[Entries from a dataset]
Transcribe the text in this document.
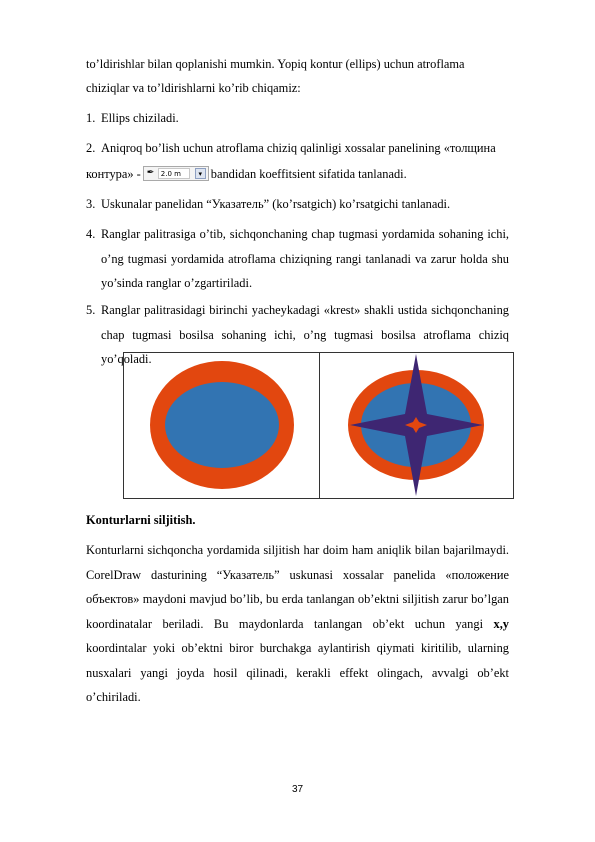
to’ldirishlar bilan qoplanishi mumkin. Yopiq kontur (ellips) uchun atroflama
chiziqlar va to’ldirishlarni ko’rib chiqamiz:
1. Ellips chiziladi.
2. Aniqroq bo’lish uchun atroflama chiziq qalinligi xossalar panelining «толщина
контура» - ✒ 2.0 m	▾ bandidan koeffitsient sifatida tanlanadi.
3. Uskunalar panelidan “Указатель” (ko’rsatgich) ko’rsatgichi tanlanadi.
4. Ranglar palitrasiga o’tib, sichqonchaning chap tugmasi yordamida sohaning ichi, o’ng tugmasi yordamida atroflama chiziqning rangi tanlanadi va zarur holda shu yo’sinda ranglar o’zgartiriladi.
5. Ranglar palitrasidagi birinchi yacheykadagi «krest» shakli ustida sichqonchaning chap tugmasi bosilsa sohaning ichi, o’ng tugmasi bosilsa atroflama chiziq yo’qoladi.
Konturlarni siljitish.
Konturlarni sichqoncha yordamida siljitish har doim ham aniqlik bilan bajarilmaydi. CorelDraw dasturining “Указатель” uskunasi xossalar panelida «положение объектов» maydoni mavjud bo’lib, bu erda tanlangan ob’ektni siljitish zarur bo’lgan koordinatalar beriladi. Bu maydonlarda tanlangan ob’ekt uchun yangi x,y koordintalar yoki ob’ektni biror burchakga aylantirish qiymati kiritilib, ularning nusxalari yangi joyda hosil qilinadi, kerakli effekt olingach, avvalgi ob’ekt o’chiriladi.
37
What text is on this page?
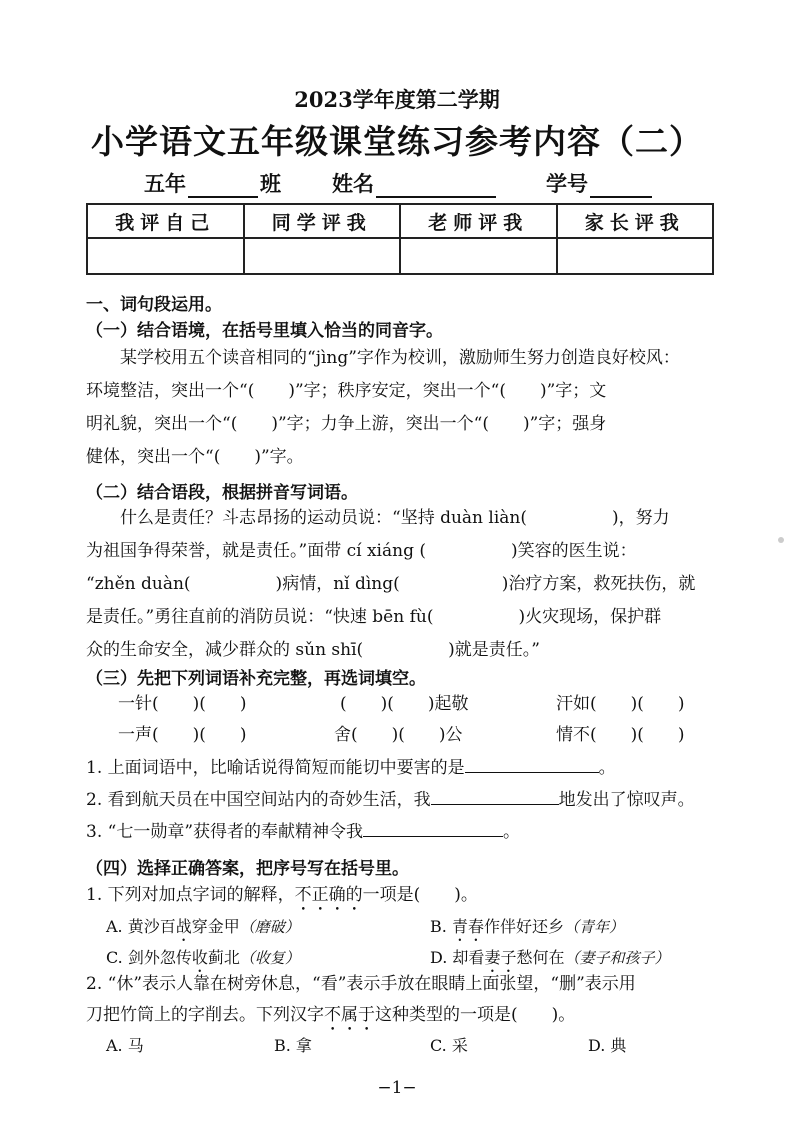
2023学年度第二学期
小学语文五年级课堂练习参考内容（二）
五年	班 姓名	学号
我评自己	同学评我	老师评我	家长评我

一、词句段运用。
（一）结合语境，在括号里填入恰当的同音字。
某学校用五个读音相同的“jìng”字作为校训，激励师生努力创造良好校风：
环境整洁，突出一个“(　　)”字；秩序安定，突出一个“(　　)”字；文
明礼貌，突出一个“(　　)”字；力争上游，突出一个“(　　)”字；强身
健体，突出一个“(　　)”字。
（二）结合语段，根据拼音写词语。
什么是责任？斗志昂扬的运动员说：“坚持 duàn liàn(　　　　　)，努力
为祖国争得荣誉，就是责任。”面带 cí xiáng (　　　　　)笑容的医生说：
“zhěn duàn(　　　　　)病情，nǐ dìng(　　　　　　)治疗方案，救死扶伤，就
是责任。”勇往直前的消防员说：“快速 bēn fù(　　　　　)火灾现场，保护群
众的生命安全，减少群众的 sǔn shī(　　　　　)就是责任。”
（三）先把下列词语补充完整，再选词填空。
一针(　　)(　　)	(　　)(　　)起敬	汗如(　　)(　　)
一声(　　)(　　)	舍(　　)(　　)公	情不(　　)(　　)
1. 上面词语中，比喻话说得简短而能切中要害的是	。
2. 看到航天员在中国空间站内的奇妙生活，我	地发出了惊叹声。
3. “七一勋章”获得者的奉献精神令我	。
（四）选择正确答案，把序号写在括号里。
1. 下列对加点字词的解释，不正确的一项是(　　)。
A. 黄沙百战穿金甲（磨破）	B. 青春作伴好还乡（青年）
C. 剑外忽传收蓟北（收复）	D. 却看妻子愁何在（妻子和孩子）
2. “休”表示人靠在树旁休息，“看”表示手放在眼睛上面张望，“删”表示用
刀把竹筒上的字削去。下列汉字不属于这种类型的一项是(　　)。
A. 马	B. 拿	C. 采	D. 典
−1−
---
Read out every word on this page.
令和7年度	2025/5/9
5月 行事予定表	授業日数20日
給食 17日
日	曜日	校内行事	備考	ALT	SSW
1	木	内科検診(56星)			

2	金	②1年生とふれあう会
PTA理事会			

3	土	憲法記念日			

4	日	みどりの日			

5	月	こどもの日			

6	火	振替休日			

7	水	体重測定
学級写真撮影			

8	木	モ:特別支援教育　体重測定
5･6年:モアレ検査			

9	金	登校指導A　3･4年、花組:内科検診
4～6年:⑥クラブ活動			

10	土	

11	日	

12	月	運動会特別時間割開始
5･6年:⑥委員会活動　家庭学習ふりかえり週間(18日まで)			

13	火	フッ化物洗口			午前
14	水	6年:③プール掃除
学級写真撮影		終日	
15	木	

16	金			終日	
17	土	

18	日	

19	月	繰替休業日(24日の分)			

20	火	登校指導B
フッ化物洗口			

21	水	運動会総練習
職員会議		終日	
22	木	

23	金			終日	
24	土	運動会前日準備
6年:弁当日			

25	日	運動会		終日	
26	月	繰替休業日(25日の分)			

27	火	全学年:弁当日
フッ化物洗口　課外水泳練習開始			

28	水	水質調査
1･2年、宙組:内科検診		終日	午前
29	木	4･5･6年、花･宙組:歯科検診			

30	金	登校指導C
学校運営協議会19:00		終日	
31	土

→ Directions for this task: Filter the entries and copy out every line with the word "chap".

→ Output of the exercise:
4. Ranglar palitrasiga o’tib, sichqonchaning chap tugmasi yordamida sohaning ichi, o’ng tugmasi yordamida atroflama chiziqning rangi tanlanadi va zarur holda shu yo’sinda ranglar o’zgartiriladi.
5. Ranglar palitrasidagi birinchi yacheykadagi «krest» shakli ustida sichqonchaning chap tugmasi bosilsa sohaning ichi, o’ng tugmasi bosilsa atroflama chiziq yo’qoladi.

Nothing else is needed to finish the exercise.